Find each line with the word "Voidwars" and state how many there are, nothing more.

[Figure contents as structured data]
######

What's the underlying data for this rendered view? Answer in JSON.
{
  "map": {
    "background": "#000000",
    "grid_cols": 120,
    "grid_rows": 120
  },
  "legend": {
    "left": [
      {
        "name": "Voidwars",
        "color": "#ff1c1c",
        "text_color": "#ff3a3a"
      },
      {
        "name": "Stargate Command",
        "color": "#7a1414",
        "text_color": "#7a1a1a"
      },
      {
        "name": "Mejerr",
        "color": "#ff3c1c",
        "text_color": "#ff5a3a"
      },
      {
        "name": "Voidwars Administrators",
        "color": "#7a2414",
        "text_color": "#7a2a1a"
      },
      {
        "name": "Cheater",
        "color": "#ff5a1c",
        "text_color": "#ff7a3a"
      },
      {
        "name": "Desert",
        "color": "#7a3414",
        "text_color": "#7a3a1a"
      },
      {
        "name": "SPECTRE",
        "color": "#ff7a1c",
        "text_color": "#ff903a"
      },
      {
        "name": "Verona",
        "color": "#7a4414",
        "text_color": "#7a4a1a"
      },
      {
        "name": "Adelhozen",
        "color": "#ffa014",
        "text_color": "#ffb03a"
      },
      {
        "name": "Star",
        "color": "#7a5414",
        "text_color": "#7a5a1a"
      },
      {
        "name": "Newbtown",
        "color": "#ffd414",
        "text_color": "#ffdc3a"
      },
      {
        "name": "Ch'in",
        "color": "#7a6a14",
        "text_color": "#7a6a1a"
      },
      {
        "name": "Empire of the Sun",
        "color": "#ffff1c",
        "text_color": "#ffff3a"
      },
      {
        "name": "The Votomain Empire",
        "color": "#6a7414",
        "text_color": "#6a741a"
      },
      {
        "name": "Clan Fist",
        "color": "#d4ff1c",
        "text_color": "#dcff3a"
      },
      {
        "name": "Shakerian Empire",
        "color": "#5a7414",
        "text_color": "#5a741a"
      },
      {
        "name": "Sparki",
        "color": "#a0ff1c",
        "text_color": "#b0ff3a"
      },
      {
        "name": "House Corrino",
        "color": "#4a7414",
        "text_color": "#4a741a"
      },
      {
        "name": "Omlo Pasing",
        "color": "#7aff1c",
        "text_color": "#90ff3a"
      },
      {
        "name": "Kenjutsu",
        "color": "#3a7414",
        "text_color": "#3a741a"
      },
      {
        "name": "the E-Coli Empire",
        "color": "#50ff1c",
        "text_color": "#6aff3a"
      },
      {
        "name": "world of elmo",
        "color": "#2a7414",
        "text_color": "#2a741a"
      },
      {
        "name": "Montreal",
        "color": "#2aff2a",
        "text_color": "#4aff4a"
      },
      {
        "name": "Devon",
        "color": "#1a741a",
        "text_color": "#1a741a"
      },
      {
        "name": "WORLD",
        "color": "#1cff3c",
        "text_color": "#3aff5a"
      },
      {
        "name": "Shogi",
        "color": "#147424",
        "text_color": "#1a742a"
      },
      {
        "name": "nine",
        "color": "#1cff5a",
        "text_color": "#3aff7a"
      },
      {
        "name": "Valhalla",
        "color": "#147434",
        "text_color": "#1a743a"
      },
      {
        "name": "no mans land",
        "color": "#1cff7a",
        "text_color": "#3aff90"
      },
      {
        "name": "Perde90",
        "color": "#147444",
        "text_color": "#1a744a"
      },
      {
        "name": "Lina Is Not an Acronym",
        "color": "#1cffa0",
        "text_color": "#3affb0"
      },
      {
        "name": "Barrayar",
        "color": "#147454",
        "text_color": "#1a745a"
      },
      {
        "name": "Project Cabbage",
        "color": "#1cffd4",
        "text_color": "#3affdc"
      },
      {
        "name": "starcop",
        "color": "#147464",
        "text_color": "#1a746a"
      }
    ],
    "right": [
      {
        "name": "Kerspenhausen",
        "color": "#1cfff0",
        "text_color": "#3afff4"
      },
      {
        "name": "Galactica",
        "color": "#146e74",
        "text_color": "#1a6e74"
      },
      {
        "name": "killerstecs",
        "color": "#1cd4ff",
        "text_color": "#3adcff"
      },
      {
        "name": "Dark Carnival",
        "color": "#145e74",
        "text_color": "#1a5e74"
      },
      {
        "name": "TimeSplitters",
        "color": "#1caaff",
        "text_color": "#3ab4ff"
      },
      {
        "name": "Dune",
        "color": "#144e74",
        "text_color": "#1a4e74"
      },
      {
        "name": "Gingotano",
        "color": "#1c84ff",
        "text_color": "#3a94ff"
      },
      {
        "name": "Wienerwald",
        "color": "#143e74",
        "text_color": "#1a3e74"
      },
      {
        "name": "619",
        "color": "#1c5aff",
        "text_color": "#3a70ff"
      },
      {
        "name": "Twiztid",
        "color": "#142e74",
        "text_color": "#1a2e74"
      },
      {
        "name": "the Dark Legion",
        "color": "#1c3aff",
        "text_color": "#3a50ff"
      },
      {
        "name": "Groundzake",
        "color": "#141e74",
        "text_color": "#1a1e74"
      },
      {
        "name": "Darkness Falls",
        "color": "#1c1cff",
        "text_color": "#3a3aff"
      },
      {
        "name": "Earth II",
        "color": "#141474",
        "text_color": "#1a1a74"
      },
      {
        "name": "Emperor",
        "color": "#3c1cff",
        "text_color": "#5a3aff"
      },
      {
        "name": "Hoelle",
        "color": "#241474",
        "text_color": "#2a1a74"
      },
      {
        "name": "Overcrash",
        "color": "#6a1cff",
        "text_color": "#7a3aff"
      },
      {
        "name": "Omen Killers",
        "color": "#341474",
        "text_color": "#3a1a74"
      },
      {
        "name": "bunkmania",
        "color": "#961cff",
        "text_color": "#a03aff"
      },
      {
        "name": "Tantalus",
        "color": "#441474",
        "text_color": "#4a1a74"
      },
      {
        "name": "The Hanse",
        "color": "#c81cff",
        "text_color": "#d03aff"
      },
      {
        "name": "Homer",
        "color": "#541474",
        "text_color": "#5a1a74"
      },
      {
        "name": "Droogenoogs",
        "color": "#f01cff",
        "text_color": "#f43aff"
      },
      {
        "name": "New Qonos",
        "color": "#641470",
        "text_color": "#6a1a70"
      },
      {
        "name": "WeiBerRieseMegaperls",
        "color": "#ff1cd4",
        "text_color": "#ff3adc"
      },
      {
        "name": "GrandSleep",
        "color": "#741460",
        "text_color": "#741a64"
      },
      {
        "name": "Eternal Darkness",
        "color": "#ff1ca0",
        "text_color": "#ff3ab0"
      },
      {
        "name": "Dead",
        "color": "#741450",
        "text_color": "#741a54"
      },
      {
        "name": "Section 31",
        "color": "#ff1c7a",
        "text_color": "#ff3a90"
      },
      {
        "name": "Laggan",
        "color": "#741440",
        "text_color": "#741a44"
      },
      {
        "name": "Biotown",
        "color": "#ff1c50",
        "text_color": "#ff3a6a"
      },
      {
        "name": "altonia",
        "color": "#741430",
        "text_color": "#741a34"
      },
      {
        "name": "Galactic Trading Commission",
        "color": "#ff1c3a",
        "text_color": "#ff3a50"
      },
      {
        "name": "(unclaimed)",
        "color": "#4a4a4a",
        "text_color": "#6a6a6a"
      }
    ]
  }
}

######

» **TASK SOLUTION**
2